== MATERIALS PROVIDED ==
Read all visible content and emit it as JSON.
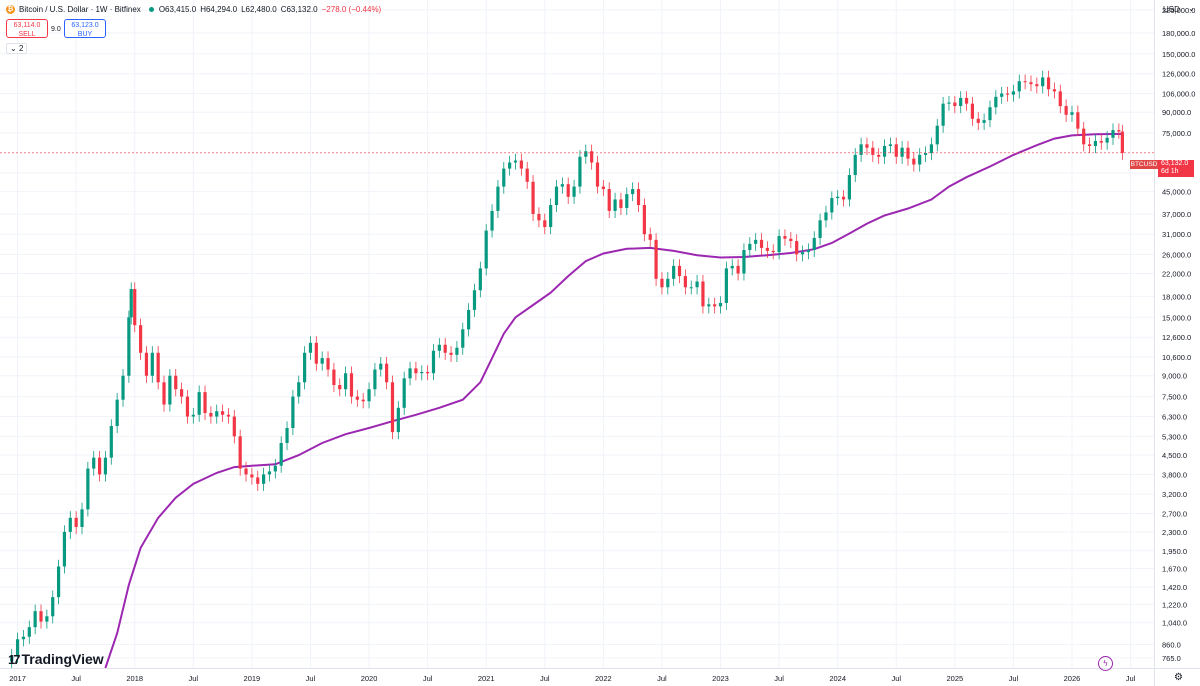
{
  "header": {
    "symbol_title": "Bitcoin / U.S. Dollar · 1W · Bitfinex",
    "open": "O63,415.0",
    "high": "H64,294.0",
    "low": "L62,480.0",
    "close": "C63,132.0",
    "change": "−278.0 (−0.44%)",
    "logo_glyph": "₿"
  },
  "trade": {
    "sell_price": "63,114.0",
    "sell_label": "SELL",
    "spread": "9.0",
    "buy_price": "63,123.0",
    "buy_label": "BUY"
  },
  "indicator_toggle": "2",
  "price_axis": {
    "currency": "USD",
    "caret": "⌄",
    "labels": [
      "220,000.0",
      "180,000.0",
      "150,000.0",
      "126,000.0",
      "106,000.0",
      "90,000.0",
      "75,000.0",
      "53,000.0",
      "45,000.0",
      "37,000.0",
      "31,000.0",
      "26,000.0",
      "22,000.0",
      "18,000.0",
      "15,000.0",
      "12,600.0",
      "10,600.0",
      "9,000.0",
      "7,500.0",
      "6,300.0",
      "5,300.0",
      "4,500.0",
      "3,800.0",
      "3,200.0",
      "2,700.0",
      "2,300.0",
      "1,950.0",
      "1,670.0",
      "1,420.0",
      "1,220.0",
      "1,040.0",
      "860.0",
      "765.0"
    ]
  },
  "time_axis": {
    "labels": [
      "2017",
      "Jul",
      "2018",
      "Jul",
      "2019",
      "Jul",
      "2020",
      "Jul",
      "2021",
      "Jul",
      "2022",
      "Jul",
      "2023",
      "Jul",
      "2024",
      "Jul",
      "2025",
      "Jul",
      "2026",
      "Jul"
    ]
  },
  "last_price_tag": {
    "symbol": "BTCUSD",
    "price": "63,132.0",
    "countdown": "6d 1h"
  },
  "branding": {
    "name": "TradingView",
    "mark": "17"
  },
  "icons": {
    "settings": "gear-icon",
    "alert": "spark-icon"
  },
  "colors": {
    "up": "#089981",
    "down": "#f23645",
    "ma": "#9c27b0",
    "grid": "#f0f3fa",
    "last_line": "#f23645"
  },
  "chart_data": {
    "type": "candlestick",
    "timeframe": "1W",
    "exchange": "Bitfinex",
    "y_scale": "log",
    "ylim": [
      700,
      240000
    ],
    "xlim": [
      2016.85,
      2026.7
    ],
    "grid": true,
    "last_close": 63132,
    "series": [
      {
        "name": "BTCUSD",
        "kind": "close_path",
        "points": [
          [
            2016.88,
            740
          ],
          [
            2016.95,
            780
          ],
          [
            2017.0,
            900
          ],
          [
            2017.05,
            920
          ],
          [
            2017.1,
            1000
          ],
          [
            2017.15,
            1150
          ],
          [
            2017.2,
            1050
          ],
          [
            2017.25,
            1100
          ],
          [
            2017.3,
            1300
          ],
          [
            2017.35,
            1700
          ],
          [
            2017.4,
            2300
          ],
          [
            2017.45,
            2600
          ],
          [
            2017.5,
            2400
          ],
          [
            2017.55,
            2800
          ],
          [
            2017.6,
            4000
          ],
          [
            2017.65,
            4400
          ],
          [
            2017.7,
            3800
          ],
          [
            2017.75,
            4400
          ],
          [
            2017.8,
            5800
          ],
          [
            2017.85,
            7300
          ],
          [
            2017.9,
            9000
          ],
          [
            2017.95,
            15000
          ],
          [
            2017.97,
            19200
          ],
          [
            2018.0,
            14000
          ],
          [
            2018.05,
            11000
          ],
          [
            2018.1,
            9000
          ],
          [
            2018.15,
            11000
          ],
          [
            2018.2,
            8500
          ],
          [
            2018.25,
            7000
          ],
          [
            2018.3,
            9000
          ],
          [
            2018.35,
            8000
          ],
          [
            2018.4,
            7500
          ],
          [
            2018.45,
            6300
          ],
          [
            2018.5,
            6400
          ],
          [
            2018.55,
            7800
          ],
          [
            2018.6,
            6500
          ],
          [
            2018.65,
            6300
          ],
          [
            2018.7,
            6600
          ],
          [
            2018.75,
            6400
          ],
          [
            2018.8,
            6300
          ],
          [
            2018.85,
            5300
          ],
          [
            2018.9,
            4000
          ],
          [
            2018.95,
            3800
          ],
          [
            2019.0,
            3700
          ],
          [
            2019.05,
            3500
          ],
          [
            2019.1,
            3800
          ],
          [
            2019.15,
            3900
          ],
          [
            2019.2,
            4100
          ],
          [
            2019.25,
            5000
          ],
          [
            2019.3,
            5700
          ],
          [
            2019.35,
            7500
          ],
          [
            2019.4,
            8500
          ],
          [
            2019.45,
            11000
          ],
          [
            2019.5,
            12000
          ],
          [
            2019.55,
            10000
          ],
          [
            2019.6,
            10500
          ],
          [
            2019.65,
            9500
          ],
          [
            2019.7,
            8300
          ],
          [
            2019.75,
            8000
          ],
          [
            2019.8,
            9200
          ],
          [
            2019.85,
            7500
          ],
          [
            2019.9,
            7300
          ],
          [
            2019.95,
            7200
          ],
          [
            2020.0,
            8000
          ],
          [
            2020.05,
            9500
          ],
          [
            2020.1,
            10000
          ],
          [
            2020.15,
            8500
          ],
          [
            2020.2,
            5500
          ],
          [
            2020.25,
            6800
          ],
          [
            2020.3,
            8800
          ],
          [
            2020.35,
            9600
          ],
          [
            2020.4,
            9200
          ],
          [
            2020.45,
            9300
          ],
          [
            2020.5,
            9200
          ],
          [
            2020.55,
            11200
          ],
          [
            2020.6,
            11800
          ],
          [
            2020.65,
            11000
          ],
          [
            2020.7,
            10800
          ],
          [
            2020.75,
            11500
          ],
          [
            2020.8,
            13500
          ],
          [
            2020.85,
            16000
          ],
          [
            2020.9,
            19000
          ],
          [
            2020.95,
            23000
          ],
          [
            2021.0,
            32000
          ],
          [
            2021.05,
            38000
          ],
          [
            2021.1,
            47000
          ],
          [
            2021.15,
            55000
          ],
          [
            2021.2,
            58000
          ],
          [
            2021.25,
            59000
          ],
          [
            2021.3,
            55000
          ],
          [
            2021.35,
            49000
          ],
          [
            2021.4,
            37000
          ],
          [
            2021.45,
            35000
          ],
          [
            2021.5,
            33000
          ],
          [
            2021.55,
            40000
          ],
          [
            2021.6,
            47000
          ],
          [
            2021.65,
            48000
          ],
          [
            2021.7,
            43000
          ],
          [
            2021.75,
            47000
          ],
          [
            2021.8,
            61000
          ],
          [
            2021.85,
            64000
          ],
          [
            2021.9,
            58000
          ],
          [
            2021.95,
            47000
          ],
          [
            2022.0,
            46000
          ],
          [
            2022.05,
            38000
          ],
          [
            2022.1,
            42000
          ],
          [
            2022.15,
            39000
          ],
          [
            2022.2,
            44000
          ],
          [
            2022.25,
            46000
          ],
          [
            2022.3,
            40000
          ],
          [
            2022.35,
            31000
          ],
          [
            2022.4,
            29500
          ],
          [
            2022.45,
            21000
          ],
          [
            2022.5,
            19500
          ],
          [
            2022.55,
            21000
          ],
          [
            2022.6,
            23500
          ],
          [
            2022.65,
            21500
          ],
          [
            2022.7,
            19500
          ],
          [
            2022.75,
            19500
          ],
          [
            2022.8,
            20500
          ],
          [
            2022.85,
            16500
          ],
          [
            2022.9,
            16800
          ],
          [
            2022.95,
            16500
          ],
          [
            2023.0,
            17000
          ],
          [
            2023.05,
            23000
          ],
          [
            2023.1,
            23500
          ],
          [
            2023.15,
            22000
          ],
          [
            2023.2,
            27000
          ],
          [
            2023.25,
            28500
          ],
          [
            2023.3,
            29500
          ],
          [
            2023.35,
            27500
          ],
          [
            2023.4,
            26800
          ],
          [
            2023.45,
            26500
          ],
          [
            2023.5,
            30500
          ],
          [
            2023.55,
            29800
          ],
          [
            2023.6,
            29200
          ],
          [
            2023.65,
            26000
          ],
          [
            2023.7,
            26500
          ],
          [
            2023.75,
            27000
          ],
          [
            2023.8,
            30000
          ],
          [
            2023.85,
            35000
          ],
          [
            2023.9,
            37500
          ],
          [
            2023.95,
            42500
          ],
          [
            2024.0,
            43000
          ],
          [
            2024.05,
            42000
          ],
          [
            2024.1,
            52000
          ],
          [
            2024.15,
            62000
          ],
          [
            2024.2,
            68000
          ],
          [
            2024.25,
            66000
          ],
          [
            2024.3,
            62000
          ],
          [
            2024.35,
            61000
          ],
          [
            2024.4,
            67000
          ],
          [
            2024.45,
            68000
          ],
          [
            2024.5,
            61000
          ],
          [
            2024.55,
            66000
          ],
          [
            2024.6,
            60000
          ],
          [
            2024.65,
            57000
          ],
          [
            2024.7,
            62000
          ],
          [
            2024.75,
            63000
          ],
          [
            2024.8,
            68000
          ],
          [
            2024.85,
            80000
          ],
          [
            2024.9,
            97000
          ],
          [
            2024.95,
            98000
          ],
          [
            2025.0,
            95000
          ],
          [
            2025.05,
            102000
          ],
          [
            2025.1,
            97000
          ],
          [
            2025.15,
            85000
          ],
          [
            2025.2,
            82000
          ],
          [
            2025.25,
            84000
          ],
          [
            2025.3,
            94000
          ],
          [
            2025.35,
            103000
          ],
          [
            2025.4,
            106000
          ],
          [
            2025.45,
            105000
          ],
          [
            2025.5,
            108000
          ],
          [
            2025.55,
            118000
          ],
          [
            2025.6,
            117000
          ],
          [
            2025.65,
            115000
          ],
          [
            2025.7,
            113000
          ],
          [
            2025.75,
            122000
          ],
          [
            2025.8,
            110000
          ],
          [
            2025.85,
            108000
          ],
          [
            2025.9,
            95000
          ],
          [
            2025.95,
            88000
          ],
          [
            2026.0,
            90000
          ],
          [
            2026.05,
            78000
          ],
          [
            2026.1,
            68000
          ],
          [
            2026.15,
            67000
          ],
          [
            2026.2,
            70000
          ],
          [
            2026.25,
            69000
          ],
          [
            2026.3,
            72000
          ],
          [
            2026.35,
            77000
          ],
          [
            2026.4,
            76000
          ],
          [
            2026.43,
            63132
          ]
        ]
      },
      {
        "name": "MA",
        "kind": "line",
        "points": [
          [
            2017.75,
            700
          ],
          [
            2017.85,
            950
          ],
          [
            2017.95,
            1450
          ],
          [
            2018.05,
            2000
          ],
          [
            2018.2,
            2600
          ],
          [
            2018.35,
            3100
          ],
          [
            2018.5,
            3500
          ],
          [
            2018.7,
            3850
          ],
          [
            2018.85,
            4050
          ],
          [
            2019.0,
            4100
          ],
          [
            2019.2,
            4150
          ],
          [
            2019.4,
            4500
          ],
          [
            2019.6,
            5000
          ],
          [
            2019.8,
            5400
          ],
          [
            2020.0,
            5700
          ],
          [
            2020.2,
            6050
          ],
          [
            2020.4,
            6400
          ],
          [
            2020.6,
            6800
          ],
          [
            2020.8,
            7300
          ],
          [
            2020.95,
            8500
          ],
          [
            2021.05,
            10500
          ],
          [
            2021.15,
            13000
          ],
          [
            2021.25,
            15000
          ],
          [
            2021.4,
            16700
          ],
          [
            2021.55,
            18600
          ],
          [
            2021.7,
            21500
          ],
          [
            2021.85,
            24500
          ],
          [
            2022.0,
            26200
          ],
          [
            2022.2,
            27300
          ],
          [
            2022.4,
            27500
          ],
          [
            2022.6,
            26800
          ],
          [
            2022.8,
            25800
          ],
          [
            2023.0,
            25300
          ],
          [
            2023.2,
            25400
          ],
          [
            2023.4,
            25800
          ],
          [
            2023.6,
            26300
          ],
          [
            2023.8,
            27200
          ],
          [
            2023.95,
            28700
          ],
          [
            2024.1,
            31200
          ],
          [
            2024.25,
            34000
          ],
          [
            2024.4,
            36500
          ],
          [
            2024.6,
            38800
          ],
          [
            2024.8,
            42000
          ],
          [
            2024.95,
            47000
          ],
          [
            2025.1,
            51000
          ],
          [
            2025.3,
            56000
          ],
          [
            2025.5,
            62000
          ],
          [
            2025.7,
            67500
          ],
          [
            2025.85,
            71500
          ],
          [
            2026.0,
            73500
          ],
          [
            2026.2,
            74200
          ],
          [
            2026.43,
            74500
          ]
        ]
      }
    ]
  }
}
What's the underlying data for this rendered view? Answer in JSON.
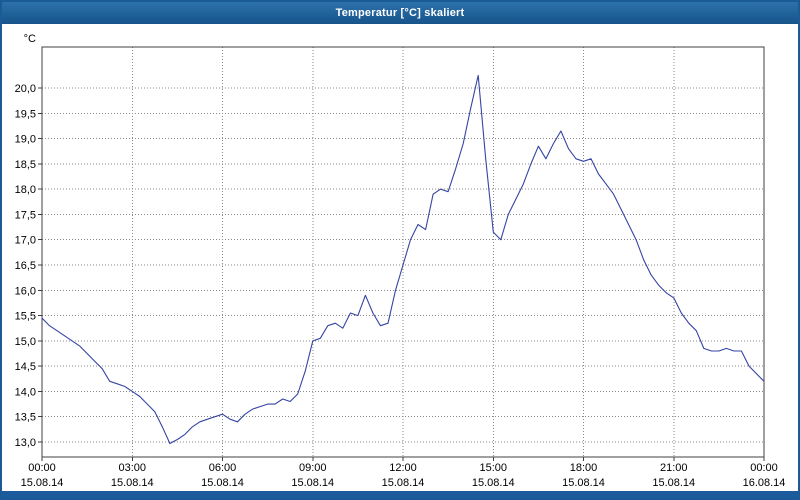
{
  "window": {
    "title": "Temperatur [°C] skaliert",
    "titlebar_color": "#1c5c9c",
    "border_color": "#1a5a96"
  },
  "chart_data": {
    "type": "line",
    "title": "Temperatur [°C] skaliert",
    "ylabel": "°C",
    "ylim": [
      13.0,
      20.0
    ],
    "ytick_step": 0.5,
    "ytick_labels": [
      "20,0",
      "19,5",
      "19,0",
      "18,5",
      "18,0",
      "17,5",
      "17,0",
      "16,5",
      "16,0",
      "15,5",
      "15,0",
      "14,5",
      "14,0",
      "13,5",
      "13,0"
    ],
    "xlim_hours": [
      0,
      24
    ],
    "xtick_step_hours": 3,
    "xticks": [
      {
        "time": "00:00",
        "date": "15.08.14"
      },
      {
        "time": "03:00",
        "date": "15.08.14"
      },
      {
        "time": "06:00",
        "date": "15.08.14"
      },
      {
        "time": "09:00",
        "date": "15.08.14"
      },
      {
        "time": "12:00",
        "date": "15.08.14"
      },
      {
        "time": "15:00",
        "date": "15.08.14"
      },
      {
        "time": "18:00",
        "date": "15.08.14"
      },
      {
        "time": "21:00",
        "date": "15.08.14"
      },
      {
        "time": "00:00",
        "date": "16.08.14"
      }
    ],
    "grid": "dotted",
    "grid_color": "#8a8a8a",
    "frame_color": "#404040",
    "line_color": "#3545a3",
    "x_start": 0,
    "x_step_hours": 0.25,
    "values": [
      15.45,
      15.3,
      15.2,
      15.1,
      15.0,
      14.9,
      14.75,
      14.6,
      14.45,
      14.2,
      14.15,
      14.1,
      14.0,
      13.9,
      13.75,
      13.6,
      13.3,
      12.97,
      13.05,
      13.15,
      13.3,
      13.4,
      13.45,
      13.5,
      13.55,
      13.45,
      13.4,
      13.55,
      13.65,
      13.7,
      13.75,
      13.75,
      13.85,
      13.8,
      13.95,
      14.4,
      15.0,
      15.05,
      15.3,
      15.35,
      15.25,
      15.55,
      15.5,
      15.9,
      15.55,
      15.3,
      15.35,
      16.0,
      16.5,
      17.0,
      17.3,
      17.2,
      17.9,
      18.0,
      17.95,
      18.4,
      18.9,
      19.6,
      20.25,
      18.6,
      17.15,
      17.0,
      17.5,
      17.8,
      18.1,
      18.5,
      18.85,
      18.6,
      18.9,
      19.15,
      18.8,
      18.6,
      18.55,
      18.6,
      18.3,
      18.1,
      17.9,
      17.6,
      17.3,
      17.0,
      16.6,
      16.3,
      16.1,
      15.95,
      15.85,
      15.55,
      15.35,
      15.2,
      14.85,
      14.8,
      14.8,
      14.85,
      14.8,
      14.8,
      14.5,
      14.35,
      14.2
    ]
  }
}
===
* **WHAT IS BEING ASKED**:
Copy each line holding the word "name" from the listing above.

* **WRITTEN SOLUTION**:
    "name": "TradingView",
        "name": "BTCUSD",
        "name": "MA",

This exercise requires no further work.